**Task**
Render every entry exactly as it appears.

**Provided records**
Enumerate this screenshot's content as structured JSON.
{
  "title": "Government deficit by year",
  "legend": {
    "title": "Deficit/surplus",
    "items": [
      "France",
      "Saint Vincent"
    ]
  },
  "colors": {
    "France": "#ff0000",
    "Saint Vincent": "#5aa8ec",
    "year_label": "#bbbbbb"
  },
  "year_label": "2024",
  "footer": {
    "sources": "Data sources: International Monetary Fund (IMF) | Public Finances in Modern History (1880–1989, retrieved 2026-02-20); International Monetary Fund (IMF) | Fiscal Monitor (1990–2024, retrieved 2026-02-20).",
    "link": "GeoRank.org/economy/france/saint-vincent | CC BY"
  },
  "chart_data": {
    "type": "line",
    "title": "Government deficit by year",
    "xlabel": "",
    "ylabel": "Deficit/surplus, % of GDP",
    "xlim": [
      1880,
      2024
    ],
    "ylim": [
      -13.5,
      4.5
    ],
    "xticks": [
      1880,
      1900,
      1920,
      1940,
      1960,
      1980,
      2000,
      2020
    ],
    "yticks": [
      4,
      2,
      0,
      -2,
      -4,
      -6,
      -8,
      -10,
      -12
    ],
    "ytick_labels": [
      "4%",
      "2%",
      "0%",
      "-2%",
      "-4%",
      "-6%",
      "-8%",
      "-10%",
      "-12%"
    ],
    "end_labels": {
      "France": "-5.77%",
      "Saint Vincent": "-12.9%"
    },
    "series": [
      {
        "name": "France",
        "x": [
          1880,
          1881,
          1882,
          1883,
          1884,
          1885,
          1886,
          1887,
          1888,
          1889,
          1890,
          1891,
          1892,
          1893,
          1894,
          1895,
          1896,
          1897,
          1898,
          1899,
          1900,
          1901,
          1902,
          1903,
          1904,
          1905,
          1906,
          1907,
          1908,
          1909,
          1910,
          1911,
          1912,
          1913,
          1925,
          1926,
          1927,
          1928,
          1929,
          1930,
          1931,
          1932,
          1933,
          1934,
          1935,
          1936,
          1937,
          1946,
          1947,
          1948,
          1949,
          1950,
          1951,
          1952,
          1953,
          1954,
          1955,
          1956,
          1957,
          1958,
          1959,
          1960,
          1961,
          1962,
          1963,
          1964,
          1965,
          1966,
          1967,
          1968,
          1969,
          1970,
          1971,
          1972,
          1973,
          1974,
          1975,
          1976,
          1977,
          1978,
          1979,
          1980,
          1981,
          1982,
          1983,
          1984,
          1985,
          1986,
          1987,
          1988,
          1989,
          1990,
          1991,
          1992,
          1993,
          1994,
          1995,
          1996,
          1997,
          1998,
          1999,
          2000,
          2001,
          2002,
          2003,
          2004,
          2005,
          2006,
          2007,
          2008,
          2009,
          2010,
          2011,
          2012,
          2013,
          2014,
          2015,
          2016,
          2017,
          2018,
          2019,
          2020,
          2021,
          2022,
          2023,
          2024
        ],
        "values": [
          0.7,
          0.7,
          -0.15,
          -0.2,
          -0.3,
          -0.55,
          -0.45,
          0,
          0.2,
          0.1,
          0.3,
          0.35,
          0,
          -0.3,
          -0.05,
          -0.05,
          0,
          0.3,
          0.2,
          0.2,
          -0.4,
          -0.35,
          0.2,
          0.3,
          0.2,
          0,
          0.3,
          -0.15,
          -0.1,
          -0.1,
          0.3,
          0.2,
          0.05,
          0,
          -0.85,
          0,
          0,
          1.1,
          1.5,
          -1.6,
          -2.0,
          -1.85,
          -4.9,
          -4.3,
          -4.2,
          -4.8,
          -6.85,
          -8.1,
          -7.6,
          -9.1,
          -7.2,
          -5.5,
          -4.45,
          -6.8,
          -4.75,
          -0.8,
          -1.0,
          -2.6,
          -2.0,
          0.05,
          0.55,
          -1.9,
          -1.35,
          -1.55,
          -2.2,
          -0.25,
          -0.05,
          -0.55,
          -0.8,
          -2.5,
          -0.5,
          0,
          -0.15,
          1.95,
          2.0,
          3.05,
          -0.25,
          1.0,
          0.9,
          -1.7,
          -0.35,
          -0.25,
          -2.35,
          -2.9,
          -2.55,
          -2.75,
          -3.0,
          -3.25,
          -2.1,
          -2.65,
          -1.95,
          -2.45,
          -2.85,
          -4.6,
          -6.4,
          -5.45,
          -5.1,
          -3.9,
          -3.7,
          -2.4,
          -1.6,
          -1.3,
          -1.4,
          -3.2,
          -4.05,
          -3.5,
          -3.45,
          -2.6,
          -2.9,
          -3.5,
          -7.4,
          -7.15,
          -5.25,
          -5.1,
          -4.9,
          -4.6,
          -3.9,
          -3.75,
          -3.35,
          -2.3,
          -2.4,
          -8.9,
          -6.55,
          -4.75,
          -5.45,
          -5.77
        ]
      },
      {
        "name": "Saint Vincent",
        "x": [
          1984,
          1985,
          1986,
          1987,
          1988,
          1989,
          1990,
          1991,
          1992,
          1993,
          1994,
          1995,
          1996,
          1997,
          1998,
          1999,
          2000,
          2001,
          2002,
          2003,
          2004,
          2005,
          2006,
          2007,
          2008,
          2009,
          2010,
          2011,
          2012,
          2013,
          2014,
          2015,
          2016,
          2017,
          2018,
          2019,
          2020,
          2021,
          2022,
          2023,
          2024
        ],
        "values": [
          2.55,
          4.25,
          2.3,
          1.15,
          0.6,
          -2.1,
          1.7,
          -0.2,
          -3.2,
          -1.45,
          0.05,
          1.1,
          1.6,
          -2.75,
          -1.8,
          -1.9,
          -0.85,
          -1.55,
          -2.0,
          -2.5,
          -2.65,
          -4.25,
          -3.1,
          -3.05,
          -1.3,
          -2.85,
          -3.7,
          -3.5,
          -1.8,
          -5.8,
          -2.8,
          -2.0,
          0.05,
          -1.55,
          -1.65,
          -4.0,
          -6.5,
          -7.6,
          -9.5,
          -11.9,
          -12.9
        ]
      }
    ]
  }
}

**Full response**
Enumerate this screenshot's content as structured JSON.
{
  "title": "Government deficit by year",
  "legend": {
    "title": "Deficit/surplus",
    "items": [
      "France",
      "Saint Vincent"
    ]
  },
  "colors": {
    "France": "#ff0000",
    "Saint Vincent": "#5aa8ec",
    "year_label": "#bbbbbb"
  },
  "year_label": "2024",
  "footer": {
    "sources": "Data sources: International Monetary Fund (IMF) | Public Finances in Modern History (1880–1989, retrieved 2026-02-20); International Monetary Fund (IMF) | Fiscal Monitor (1990–2024, retrieved 2026-02-20).",
    "link": "GeoRank.org/economy/france/saint-vincent | CC BY"
  },
  "chart_data": {
    "type": "line",
    "title": "Government deficit by year",
    "xlabel": "",
    "ylabel": "Deficit/surplus, % of GDP",
    "xlim": [
      1880,
      2024
    ],
    "ylim": [
      -13.5,
      4.5
    ],
    "xticks": [
      1880,
      1900,
      1920,
      1940,
      1960,
      1980,
      2000,
      2020
    ],
    "yticks": [
      4,
      2,
      0,
      -2,
      -4,
      -6,
      -8,
      -10,
      -12
    ],
    "ytick_labels": [
      "4%",
      "2%",
      "0%",
      "-2%",
      "-4%",
      "-6%",
      "-8%",
      "-10%",
      "-12%"
    ],
    "end_labels": {
      "France": "-5.77%",
      "Saint Vincent": "-12.9%"
    },
    "series": [
      {
        "name": "France",
        "x": [
          1880,
          1881,
          1882,
          1883,
          1884,
          1885,
          1886,
          1887,
          1888,
          1889,
          1890,
          1891,
          1892,
          1893,
          1894,
          1895,
          1896,
          1897,
          1898,
          1899,
          1900,
          1901,
          1902,
          1903,
          1904,
          1905,
          1906,
          1907,
          1908,
          1909,
          1910,
          1911,
          1912,
          1913,
          1925,
          1926,
          1927,
          1928,
          1929,
          1930,
          1931,
          1932,
          1933,
          1934,
          1935,
          1936,
          1937,
          1946,
          1947,
          1948,
          1949,
          1950,
          1951,
          1952,
          1953,
          1954,
          1955,
          1956,
          1957,
          1958,
          1959,
          1960,
          1961,
          1962,
          1963,
          1964,
          1965,
          1966,
          1967,
          1968,
          1969,
          1970,
          1971,
          1972,
          1973,
          1974,
          1975,
          1976,
          1977,
          1978,
          1979,
          1980,
          1981,
          1982,
          1983,
          1984,
          1985,
          1986,
          1987,
          1988,
          1989,
          1990,
          1991,
          1992,
          1993,
          1994,
          1995,
          1996,
          1997,
          1998,
          1999,
          2000,
          2001,
          2002,
          2003,
          2004,
          2005,
          2006,
          2007,
          2008,
          2009,
          2010,
          2011,
          2012,
          2013,
          2014,
          2015,
          2016,
          2017,
          2018,
          2019,
          2020,
          2021,
          2022,
          2023,
          2024
        ],
        "values": [
          0.7,
          0.7,
          -0.15,
          -0.2,
          -0.3,
          -0.55,
          -0.45,
          0,
          0.2,
          0.1,
          0.3,
          0.35,
          0,
          -0.3,
          -0.05,
          -0.05,
          0,
          0.3,
          0.2,
          0.2,
          -0.4,
          -0.35,
          0.2,
          0.3,
          0.2,
          0,
          0.3,
          -0.15,
          -0.1,
          -0.1,
          0.3,
          0.2,
          0.05,
          0,
          -0.85,
          0,
          0,
          1.1,
          1.5,
          -1.6,
          -2.0,
          -1.85,
          -4.9,
          -4.3,
          -4.2,
          -4.8,
          -6.85,
          -8.1,
          -7.6,
          -9.1,
          -7.2,
          -5.5,
          -4.45,
          -6.8,
          -4.75,
          -0.8,
          -1.0,
          -2.6,
          -2.0,
          0.05,
          0.55,
          -1.9,
          -1.35,
          -1.55,
          -2.2,
          -0.25,
          -0.05,
          -0.55,
          -0.8,
          -2.5,
          -0.5,
          0,
          -0.15,
          1.95,
          2.0,
          3.05,
          -0.25,
          1.0,
          0.9,
          -1.7,
          -0.35,
          -0.25,
          -2.35,
          -2.9,
          -2.55,
          -2.75,
          -3.0,
          -3.25,
          -2.1,
          -2.65,
          -1.95,
          -2.45,
          -2.85,
          -4.6,
          -6.4,
          -5.45,
          -5.1,
          -3.9,
          -3.7,
          -2.4,
          -1.6,
          -1.3,
          -1.4,
          -3.2,
          -4.05,
          -3.5,
          -3.45,
          -2.6,
          -2.9,
          -3.5,
          -7.4,
          -7.15,
          -5.25,
          -5.1,
          -4.9,
          -4.6,
          -3.9,
          -3.75,
          -3.35,
          -2.3,
          -2.4,
          -8.9,
          -6.55,
          -4.75,
          -5.45,
          -5.77
        ]
      },
      {
        "name": "Saint Vincent",
        "x": [
          1984,
          1985,
          1986,
          1987,
          1988,
          1989,
          1990,
          1991,
          1992,
          1993,
          1994,
          1995,
          1996,
          1997,
          1998,
          1999,
          2000,
          2001,
          2002,
          2003,
          2004,
          2005,
          2006,
          2007,
          2008,
          2009,
          2010,
          2011,
          2012,
          2013,
          2014,
          2015,
          2016,
          2017,
          2018,
          2019,
          2020,
          2021,
          2022,
          2023,
          2024
        ],
        "values": [
          2.55,
          4.25,
          2.3,
          1.15,
          0.6,
          -2.1,
          1.7,
          -0.2,
          -3.2,
          -1.45,
          0.05,
          1.1,
          1.6,
          -2.75,
          -1.8,
          -1.9,
          -0.85,
          -1.55,
          -2.0,
          -2.5,
          -2.65,
          -4.25,
          -3.1,
          -3.05,
          -1.3,
          -2.85,
          -3.7,
          -3.5,
          -1.8,
          -5.8,
          -2.8,
          -2.0,
          0.05,
          -1.55,
          -1.65,
          -4.0,
          -6.5,
          -7.6,
          -9.5,
          -11.9,
          -12.9
        ]
      }
    ]
  }
}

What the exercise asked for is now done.